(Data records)
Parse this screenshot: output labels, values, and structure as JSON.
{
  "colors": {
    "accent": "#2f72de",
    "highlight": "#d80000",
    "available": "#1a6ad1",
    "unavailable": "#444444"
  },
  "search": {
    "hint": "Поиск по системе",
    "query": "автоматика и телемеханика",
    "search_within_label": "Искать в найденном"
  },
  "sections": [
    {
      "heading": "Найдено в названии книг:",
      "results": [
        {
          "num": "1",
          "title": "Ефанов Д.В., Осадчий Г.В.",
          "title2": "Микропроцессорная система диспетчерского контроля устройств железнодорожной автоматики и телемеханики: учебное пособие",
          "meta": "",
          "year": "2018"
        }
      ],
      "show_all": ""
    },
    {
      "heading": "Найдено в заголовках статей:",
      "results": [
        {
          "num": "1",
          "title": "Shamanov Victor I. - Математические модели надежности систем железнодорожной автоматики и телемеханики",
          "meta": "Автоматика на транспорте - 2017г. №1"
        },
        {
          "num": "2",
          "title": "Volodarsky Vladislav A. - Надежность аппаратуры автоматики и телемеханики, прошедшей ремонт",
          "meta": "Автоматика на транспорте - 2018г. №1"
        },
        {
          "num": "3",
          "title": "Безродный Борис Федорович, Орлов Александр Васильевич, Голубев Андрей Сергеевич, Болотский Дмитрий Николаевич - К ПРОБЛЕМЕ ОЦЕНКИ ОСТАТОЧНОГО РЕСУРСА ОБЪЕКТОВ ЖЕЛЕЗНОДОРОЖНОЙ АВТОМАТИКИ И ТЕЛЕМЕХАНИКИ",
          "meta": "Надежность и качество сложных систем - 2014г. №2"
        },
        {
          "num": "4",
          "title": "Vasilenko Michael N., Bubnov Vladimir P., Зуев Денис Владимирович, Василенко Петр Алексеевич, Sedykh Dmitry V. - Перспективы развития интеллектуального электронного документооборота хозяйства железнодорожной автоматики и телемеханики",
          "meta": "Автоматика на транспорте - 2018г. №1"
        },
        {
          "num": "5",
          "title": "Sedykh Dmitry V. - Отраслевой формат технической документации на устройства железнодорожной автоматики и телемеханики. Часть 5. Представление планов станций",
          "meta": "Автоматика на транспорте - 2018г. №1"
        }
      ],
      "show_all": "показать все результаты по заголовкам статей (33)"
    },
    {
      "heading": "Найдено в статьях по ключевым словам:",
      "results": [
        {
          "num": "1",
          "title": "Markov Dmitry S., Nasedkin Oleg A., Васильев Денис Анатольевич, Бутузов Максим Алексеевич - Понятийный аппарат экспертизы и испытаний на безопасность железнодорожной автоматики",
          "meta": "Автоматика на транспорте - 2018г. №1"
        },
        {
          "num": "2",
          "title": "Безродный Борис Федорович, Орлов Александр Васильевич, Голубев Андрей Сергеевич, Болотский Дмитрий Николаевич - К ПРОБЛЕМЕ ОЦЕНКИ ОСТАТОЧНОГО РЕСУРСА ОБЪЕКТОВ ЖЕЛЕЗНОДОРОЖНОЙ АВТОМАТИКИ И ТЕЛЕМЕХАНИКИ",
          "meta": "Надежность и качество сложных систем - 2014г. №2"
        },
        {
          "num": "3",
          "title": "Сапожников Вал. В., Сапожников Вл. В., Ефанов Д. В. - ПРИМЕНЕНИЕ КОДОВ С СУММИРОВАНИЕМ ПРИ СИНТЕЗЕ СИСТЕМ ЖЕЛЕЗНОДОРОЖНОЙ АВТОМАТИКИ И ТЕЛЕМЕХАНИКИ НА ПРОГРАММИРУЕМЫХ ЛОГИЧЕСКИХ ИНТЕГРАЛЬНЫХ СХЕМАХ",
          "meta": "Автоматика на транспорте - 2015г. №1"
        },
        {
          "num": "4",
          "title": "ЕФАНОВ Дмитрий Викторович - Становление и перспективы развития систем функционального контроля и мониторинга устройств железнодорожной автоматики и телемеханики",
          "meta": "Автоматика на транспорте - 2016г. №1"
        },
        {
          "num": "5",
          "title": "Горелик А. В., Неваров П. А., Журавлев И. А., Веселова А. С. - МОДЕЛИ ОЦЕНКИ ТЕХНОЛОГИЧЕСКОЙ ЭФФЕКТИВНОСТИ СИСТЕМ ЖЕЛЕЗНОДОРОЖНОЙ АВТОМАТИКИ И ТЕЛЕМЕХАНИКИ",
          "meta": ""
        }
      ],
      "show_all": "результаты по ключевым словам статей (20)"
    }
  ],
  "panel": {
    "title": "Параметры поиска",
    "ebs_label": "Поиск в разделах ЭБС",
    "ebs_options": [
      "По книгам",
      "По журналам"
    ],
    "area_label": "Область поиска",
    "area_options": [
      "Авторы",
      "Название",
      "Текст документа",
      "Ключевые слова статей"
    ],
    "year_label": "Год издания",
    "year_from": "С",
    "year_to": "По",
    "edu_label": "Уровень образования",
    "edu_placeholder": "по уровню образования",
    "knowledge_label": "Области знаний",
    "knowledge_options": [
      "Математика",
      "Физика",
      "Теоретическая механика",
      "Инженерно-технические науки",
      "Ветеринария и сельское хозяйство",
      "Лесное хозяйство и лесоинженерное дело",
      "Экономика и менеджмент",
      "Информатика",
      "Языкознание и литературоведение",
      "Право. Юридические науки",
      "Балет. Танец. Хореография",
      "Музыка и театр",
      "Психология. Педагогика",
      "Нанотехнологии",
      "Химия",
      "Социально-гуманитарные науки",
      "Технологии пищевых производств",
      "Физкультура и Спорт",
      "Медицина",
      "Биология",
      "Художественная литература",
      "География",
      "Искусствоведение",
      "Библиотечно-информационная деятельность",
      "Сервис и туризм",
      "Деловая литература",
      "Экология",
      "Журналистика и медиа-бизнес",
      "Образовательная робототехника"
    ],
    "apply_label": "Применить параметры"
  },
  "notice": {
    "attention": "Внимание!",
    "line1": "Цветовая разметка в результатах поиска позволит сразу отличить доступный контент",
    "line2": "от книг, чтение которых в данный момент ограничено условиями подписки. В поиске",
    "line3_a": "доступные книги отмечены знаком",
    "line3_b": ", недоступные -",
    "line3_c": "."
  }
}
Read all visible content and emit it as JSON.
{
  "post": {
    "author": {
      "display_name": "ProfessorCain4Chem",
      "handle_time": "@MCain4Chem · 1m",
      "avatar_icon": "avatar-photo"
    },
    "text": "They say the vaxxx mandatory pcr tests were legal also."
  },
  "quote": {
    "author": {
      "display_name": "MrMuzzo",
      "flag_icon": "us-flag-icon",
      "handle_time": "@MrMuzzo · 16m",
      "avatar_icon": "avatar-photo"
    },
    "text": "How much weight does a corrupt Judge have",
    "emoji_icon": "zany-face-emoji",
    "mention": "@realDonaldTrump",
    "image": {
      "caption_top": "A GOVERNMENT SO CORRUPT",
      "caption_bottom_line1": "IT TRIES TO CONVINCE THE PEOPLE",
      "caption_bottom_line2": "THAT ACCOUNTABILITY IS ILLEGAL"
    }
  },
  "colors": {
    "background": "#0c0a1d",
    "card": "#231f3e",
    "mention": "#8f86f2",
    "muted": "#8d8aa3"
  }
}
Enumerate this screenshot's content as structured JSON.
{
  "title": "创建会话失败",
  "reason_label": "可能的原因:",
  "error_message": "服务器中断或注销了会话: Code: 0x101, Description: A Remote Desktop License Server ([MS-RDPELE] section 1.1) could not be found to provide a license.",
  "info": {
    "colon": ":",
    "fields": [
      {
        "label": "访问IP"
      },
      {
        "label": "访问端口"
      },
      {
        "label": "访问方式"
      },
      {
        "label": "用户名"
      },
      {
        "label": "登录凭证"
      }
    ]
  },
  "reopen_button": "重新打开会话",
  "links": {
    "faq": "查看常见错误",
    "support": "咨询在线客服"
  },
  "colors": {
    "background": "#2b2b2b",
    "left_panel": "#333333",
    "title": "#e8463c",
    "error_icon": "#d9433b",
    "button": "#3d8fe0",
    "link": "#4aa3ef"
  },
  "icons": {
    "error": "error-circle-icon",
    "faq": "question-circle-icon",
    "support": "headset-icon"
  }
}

What is required — Give back exactly the lines from the line containing "Read all visible content and emit it as JSON." to the end of the entries, and no other lines.

Result below —
Read all visible content and emit it as JSON.
{
  "post": {
    "author": {
      "display_name": "ProfessorCain4Chem",
      "handle_time": "@MCain4Chem · 1m",
      "avatar_icon": "avatar-photo"
    },
    "text": "They say the vaxxx mandatory pcr tests were legal also."
  },
  "quote": {
    "author": {
      "display_name": "MrMuzzo",
      "flag_icon": "us-flag-icon",
      "handle_time": "@MrMuzzo · 16m",
      "avatar_icon": "avatar-photo"
    },
    "text": "How much weight does a corrupt Judge have",
    "emoji_icon": "zany-face-emoji",
    "mention": "@realDonaldTrump",
    "image": {
      "caption_top": "A GOVERNMENT SO CORRUPT",
      "caption_bottom_line1": "IT TRIES TO CONVINCE THE PEOPLE",
      "caption_bottom_line2": "THAT ACCOUNTABILITY IS ILLEGAL"
    }
  },
  "colors": {
    "background": "#0c0a1d",
    "card": "#231f3e",
    "mention": "#8f86f2",
    "muted": "#8d8aa3"
  }
}
Enumerate this screenshot's content as structured JSON.
{
  "title": "创建会话失败",
  "reason_label": "可能的原因:",
  "error_message": "服务器中断或注销了会话: Code: 0x101, Description: A Remote Desktop License Server ([MS-RDPELE] section 1.1) could not be found to provide a license.",
  "info": {
    "colon": ":",
    "fields": [
      {
        "label": "访问IP"
      },
      {
        "label": "访问端口"
      },
      {
        "label": "访问方式"
      },
      {
        "label": "用户名"
      },
      {
        "label": "登录凭证"
      }
    ]
  },
  "reopen_button": "重新打开会话",
  "links": {
    "faq": "查看常见错误",
    "support": "咨询在线客服"
  },
  "colors": {
    "background": "#2b2b2b",
    "left_panel": "#333333",
    "title": "#e8463c",
    "error_icon": "#d9433b",
    "button": "#3d8fe0",
    "link": "#4aa3ef"
  },
  "icons": {
    "error": "error-circle-icon",
    "faq": "question-circle-icon",
    "support": "headset-icon"
  }
}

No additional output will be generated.